━━━━━ Record excerpts

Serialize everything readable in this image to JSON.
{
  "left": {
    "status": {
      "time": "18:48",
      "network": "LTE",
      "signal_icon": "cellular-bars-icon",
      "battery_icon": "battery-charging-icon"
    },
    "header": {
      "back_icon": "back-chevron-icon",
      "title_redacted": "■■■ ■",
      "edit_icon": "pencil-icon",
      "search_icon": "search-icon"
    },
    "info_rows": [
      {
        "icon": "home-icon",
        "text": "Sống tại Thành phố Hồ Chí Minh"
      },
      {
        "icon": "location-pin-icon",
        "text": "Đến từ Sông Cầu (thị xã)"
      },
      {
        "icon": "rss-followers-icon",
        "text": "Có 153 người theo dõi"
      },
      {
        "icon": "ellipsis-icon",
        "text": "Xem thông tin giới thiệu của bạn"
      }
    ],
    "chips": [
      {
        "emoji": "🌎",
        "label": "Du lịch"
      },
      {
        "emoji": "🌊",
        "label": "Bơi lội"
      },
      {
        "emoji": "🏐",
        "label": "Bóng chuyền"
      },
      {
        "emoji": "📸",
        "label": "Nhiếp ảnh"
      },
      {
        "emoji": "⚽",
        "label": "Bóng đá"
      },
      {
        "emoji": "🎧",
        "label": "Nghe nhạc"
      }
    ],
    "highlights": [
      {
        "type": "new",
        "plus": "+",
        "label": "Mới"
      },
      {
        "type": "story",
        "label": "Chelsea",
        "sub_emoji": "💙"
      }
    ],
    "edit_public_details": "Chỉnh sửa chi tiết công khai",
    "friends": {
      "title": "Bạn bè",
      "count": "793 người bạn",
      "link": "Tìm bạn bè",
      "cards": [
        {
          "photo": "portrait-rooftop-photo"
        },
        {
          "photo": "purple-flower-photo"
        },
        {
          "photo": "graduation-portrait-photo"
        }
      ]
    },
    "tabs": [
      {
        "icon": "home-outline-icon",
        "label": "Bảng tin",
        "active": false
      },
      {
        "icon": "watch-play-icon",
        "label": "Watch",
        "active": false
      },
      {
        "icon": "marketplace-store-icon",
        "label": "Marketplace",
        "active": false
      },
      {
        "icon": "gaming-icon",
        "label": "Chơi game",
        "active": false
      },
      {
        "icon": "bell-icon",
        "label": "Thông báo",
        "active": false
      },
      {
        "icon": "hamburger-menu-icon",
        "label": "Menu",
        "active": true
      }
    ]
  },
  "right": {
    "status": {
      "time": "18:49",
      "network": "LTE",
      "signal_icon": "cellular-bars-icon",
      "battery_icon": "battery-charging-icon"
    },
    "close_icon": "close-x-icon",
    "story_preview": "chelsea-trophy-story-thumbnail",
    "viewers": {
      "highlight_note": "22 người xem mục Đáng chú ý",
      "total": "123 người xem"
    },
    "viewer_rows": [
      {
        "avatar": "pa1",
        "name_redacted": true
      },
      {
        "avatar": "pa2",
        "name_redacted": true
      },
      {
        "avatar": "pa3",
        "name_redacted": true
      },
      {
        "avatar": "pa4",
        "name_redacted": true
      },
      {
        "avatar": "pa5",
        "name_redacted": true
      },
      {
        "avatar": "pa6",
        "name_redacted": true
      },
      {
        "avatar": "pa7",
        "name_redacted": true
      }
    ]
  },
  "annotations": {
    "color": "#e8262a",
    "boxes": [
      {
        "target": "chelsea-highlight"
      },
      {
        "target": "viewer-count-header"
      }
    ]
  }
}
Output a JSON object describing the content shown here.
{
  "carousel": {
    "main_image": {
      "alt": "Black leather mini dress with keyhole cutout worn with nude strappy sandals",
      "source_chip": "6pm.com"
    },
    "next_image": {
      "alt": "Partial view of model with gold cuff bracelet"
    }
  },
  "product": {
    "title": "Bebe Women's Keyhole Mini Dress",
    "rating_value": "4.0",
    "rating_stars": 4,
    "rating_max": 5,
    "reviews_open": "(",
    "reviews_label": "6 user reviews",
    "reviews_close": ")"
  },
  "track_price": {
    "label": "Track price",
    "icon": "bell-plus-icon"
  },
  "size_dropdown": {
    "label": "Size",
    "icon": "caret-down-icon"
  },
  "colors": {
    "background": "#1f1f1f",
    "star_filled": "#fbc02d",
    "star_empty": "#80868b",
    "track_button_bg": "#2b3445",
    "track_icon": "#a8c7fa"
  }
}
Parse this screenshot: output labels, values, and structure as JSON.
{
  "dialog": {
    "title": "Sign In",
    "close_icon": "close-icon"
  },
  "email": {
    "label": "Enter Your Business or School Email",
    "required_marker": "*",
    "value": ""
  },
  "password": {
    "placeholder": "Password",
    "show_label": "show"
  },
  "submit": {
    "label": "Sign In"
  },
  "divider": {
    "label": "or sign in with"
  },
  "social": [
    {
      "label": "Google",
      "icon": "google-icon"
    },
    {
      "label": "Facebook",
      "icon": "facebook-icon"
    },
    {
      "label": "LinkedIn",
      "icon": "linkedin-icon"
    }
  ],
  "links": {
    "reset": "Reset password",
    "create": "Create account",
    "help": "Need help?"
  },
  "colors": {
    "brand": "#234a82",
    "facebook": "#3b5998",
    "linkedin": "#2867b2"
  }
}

━━━━━━━━━━

Problem details. Extract the complete data, matching each line exactly.

Exercise output.
Serialize everything readable in this image to JSON.
{
  "left": {
    "status": {
      "time": "18:48",
      "network": "LTE",
      "signal_icon": "cellular-bars-icon",
      "battery_icon": "battery-charging-icon"
    },
    "header": {
      "back_icon": "back-chevron-icon",
      "title_redacted": "■■■ ■",
      "edit_icon": "pencil-icon",
      "search_icon": "search-icon"
    },
    "info_rows": [
      {
        "icon": "home-icon",
        "text": "Sống tại Thành phố Hồ Chí Minh"
      },
      {
        "icon": "location-pin-icon",
        "text": "Đến từ Sông Cầu (thị xã)"
      },
      {
        "icon": "rss-followers-icon",
        "text": "Có 153 người theo dõi"
      },
      {
        "icon": "ellipsis-icon",
        "text": "Xem thông tin giới thiệu của bạn"
      }
    ],
    "chips": [
      {
        "emoji": "🌎",
        "label": "Du lịch"
      },
      {
        "emoji": "🌊",
        "label": "Bơi lội"
      },
      {
        "emoji": "🏐",
        "label": "Bóng chuyền"
      },
      {
        "emoji": "📸",
        "label": "Nhiếp ảnh"
      },
      {
        "emoji": "⚽",
        "label": "Bóng đá"
      },
      {
        "emoji": "🎧",
        "label": "Nghe nhạc"
      }
    ],
    "highlights": [
      {
        "type": "new",
        "plus": "+",
        "label": "Mới"
      },
      {
        "type": "story",
        "label": "Chelsea",
        "sub_emoji": "💙"
      }
    ],
    "edit_public_details": "Chỉnh sửa chi tiết công khai",
    "friends": {
      "title": "Bạn bè",
      "count": "793 người bạn",
      "link": "Tìm bạn bè",
      "cards": [
        {
          "photo": "portrait-rooftop-photo"
        },
        {
          "photo": "purple-flower-photo"
        },
        {
          "photo": "graduation-portrait-photo"
        }
      ]
    },
    "tabs": [
      {
        "icon": "home-outline-icon",
        "label": "Bảng tin",
        "active": false
      },
      {
        "icon": "watch-play-icon",
        "label": "Watch",
        "active": false
      },
      {
        "icon": "marketplace-store-icon",
        "label": "Marketplace",
        "active": false
      },
      {
        "icon": "gaming-icon",
        "label": "Chơi game",
        "active": false
      },
      {
        "icon": "bell-icon",
        "label": "Thông báo",
        "active": false
      },
      {
        "icon": "hamburger-menu-icon",
        "label": "Menu",
        "active": true
      }
    ]
  },
  "right": {
    "status": {
      "time": "18:49",
      "network": "LTE",
      "signal_icon": "cellular-bars-icon",
      "battery_icon": "battery-charging-icon"
    },
    "close_icon": "close-x-icon",
    "story_preview": "chelsea-trophy-story-thumbnail",
    "viewers": {
      "highlight_note": "22 người xem mục Đáng chú ý",
      "total": "123 người xem"
    },
    "viewer_rows": [
      {
        "avatar": "pa1",
        "name_redacted": true
      },
      {
        "avatar": "pa2",
        "name_redacted": true
      },
      {
        "avatar": "pa3",
        "name_redacted": true
      },
      {
        "avatar": "pa4",
        "name_redacted": true
      },
      {
        "avatar": "pa5",
        "name_redacted": true
      },
      {
        "avatar": "pa6",
        "name_redacted": true
      },
      {
        "avatar": "pa7",
        "name_redacted": true
      }
    ]
  },
  "annotations": {
    "color": "#e8262a",
    "boxes": [
      {
        "target": "chelsea-highlight"
      },
      {
        "target": "viewer-count-header"
      }
    ]
  }
}
Output a JSON object describing the content shown here.
{
  "carousel": {
    "main_image": {
      "alt": "Black leather mini dress with keyhole cutout worn with nude strappy sandals",
      "source_chip": "6pm.com"
    },
    "next_image": {
      "alt": "Partial view of model with gold cuff bracelet"
    }
  },
  "product": {
    "title": "Bebe Women's Keyhole Mini Dress",
    "rating_value": "4.0",
    "rating_stars": 4,
    "rating_max": 5,
    "reviews_open": "(",
    "reviews_label": "6 user reviews",
    "reviews_close": ")"
  },
  "track_price": {
    "label": "Track price",
    "icon": "bell-plus-icon"
  },
  "size_dropdown": {
    "label": "Size",
    "icon": "caret-down-icon"
  },
  "colors": {
    "background": "#1f1f1f",
    "star_filled": "#fbc02d",
    "star_empty": "#80868b",
    "track_button_bg": "#2b3445",
    "track_icon": "#a8c7fa"
  }
}
Parse this screenshot: output labels, values, and structure as JSON.
{
  "dialog": {
    "title": "Sign In",
    "close_icon": "close-icon"
  },
  "email": {
    "label": "Enter Your Business or School Email",
    "required_marker": "*",
    "value": ""
  },
  "password": {
    "placeholder": "Password",
    "show_label": "show"
  },
  "submit": {
    "label": "Sign In"
  },
  "divider": {
    "label": "or sign in with"
  },
  "social": [
    {
      "label": "Google",
      "icon": "google-icon"
    },
    {
      "label": "Facebook",
      "icon": "facebook-icon"
    },
    {
      "label": "LinkedIn",
      "icon": "linkedin-icon"
    }
  ],
  "links": {
    "reset": "Reset password",
    "create": "Create account",
    "help": "Need help?"
  },
  "colors": {
    "brand": "#234a82",
    "facebook": "#3b5998",
    "linkedin": "#2867b2"
  }
}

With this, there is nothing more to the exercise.